Scan the lines below for the string "行业分析" and copy every one that has it.

--- start of THE RECORDS ---

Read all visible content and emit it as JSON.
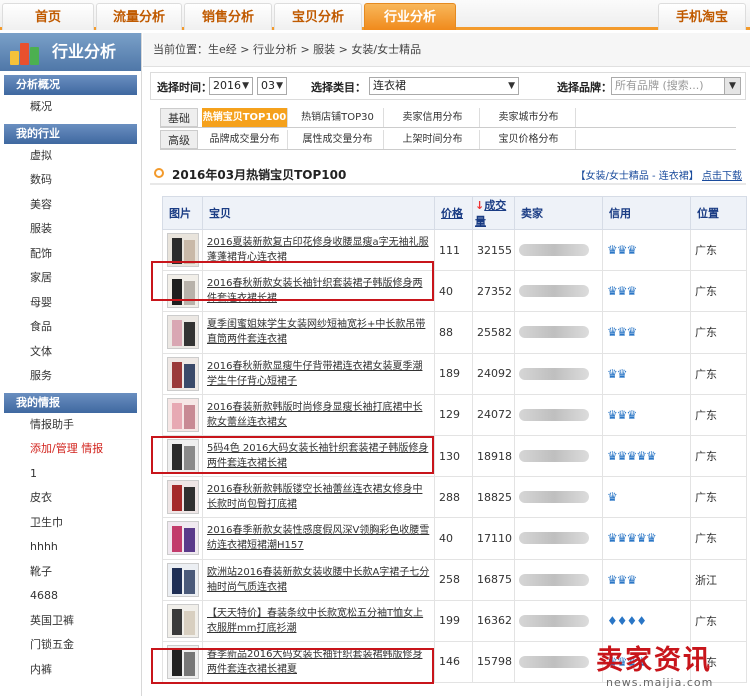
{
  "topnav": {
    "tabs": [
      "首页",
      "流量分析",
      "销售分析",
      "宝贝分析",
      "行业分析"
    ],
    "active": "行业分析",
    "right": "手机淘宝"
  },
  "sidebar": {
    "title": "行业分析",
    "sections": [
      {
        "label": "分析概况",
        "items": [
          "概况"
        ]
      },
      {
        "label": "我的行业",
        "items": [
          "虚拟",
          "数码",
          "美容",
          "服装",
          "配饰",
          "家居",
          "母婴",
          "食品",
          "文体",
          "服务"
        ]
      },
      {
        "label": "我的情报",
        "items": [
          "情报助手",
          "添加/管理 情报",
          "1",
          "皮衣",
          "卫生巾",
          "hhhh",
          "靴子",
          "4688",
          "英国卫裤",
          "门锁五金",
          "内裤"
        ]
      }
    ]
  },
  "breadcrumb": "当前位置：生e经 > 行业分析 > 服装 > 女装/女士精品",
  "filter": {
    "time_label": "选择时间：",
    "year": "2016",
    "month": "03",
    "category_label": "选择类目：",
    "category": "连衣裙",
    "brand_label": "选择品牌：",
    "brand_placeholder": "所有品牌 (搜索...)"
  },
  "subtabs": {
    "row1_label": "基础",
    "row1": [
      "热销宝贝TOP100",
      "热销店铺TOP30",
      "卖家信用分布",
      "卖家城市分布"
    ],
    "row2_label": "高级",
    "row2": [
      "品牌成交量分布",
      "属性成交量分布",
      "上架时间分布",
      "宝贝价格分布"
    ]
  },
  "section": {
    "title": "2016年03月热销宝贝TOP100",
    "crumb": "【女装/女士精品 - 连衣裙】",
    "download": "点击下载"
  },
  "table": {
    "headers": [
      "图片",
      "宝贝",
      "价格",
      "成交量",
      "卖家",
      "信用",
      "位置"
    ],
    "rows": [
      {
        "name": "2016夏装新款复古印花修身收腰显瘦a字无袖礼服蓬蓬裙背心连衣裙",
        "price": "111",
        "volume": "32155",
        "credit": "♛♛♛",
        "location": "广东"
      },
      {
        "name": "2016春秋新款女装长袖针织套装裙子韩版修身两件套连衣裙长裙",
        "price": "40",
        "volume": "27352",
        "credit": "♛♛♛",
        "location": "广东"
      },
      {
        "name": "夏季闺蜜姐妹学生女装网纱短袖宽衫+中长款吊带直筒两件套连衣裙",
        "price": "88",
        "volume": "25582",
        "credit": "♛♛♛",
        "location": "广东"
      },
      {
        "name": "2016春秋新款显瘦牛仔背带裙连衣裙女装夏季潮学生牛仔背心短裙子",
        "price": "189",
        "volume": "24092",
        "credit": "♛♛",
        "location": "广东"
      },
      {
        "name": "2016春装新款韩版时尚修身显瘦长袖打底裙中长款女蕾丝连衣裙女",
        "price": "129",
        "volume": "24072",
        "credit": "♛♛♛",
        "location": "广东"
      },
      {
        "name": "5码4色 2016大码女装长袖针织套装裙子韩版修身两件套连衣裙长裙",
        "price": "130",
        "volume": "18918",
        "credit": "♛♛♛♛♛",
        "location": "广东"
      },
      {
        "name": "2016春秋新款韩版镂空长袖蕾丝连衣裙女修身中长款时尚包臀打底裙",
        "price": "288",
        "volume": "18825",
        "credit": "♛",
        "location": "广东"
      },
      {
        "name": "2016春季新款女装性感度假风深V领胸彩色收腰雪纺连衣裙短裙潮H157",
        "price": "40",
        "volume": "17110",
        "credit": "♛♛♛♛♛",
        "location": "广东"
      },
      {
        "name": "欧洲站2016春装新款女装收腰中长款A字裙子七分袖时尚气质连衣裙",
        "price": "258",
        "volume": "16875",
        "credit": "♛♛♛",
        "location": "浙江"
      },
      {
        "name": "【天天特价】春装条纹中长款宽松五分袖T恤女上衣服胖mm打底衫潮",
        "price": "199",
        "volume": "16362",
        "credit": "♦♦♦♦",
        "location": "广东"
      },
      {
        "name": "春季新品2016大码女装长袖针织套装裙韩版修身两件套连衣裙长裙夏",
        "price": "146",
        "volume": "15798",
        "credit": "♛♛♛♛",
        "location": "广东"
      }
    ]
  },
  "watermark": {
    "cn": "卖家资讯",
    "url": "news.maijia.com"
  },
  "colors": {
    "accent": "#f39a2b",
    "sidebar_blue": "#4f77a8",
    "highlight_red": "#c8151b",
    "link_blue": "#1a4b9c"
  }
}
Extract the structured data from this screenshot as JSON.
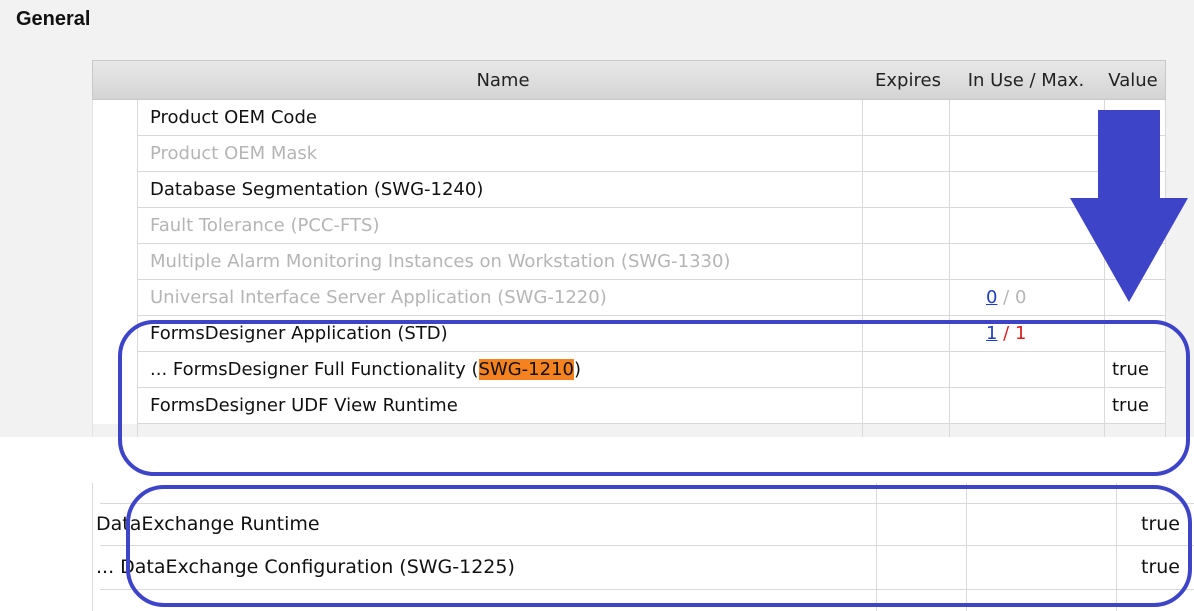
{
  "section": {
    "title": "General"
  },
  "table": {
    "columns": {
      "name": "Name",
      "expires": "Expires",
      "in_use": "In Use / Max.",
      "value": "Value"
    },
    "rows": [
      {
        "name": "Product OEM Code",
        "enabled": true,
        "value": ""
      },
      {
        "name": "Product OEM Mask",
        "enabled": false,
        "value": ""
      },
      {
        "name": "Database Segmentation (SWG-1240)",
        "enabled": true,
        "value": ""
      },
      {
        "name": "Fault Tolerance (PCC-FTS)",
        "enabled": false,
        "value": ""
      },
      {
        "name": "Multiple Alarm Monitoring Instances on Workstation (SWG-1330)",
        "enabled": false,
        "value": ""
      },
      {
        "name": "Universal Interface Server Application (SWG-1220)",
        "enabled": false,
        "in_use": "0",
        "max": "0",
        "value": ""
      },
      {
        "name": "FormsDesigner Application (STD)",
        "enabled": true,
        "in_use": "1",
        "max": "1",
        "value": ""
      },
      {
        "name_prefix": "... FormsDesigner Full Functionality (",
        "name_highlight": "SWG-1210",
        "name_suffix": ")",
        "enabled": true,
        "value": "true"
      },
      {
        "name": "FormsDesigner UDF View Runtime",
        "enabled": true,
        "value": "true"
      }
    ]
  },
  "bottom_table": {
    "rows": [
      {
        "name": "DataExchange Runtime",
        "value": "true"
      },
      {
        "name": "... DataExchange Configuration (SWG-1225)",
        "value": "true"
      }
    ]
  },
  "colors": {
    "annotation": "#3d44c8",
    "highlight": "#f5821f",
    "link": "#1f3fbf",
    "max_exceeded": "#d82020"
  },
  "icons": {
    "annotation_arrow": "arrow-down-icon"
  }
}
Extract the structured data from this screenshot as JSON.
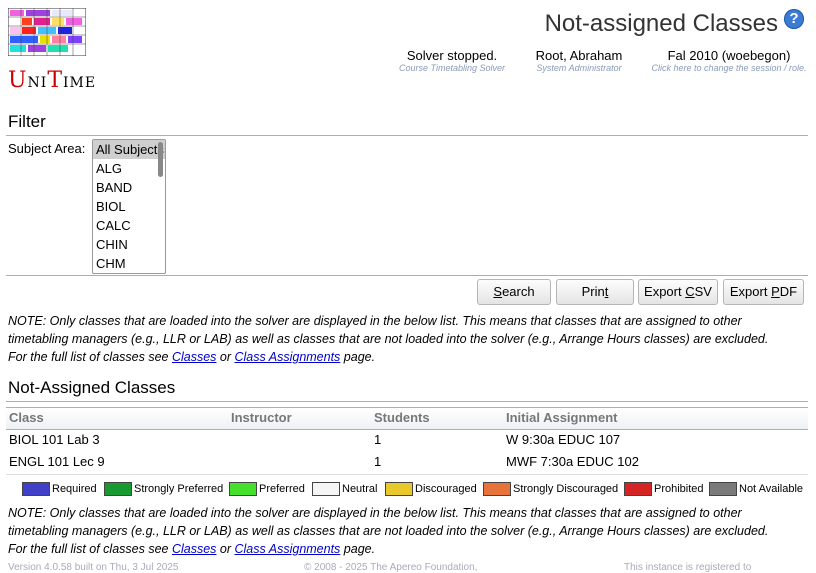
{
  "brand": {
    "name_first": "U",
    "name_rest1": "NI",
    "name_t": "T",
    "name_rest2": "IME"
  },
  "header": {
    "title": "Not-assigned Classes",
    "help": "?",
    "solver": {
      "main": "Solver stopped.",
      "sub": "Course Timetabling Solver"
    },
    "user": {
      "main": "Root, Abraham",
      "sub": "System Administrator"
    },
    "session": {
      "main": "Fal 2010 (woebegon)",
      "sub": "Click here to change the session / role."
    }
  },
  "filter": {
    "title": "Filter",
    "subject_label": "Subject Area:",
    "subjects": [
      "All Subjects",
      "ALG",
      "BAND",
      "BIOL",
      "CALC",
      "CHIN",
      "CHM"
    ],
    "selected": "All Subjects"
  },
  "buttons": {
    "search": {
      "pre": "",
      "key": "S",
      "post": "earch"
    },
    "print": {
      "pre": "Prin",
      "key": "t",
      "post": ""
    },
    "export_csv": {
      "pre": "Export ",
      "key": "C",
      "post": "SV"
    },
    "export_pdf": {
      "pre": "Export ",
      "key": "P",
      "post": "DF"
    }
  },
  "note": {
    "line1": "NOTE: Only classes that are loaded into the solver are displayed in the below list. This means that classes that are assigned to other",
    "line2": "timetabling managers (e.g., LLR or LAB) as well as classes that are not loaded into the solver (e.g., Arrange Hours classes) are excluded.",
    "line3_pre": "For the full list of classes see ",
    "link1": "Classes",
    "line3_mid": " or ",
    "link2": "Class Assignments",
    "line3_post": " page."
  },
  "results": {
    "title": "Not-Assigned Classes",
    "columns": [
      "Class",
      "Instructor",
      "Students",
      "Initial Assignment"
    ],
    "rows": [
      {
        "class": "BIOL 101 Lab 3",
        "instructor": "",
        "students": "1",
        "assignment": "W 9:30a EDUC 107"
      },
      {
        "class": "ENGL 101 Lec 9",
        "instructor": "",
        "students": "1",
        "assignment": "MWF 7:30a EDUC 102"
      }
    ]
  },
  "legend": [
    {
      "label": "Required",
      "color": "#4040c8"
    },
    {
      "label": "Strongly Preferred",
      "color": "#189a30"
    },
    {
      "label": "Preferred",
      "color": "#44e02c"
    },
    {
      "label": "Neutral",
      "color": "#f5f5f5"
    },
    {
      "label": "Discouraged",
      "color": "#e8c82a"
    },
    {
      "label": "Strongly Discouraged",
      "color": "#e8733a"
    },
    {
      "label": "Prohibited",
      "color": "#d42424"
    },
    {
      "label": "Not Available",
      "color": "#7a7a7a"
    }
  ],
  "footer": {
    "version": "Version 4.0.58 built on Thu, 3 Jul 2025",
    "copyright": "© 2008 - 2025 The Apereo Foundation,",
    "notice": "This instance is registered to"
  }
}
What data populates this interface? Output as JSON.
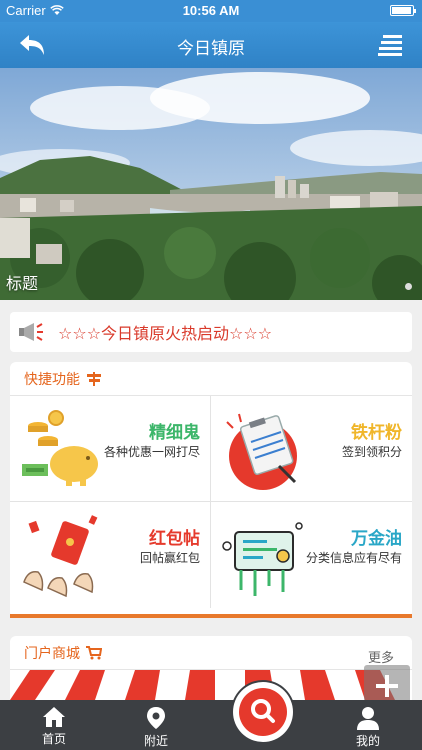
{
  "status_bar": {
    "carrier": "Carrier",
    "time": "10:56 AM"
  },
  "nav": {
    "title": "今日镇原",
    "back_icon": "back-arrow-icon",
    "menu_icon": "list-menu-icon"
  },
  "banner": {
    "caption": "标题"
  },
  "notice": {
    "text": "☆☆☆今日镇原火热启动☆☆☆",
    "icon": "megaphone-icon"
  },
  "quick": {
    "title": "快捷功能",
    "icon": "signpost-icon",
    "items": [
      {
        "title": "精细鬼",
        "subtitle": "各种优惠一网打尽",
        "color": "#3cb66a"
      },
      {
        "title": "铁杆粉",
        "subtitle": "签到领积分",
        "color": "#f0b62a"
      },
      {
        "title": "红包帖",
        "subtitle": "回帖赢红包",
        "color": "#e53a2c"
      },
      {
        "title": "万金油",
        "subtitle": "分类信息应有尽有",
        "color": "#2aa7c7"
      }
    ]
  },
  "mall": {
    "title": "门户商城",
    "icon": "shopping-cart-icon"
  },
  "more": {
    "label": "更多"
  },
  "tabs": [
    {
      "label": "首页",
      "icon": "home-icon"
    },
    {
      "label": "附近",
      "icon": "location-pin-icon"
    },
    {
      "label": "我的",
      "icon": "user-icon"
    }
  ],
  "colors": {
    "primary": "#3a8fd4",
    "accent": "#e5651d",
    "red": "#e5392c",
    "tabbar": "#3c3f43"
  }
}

--- end of THE RECORDS ---

◆ SOLUTION ◆
      "行业分析"
    "active": "行业分析",
    "title": "行业分析",
  "breadcrumb": "当前位置：生e经 > 行业分析 > 服装 > 女装/女士精品",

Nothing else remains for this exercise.